PROBLEM:
Copy the data exactly as it appears, and do not include any pictures.

(Saved data entries)
-*-*-
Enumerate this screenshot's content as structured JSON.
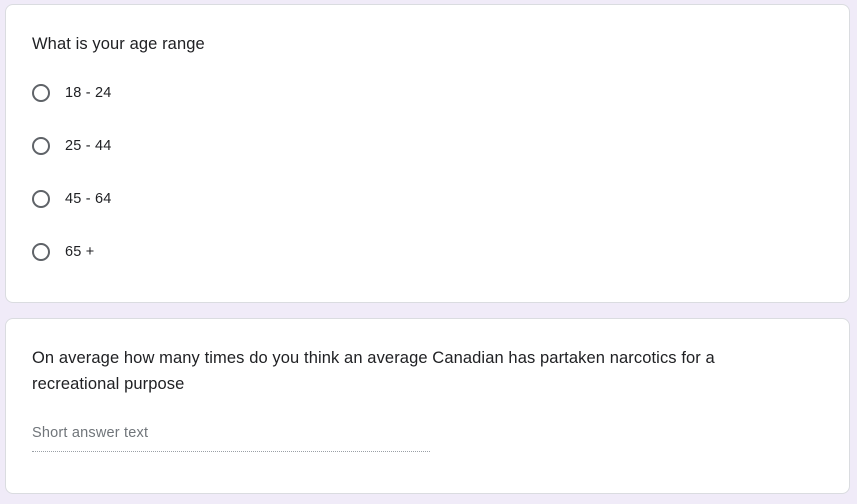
{
  "questions": [
    {
      "title": "What is your age range",
      "type": "multiple_choice",
      "options": [
        {
          "label": "18 - 24",
          "selected": false
        },
        {
          "label": "25 - 44",
          "selected": false
        },
        {
          "label": "45 - 64",
          "selected": false
        },
        {
          "label": "65 +",
          "selected": false
        }
      ]
    },
    {
      "title": "On average how many times do you think an average Canadian has partaken narcotics for a recreational purpose",
      "type": "short_answer",
      "placeholder": "Short answer text",
      "value": ""
    }
  ],
  "colors": {
    "page_background": "#f0ebf8",
    "card_background": "#ffffff",
    "radio_border": "#5f6368",
    "placeholder_text": "#70757a"
  },
  "icons": {
    "radio": "radio-unchecked-icon"
  }
}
-*-*-
FINAL ANSWER:
Enumerate this screenshot's content as structured JSON.
{
  "questions": [
    {
      "title": "What is your age range",
      "type": "multiple_choice",
      "options": [
        {
          "label": "18 - 24",
          "selected": false
        },
        {
          "label": "25 - 44",
          "selected": false
        },
        {
          "label": "45 - 64",
          "selected": false
        },
        {
          "label": "65 +",
          "selected": false
        }
      ]
    },
    {
      "title": "On average how many times do you think an average Canadian has partaken narcotics for a recreational purpose",
      "type": "short_answer",
      "placeholder": "Short answer text",
      "value": ""
    }
  ],
  "colors": {
    "page_background": "#f0ebf8",
    "card_background": "#ffffff",
    "radio_border": "#5f6368",
    "placeholder_text": "#70757a"
  },
  "icons": {
    "radio": "radio-unchecked-icon"
  }
}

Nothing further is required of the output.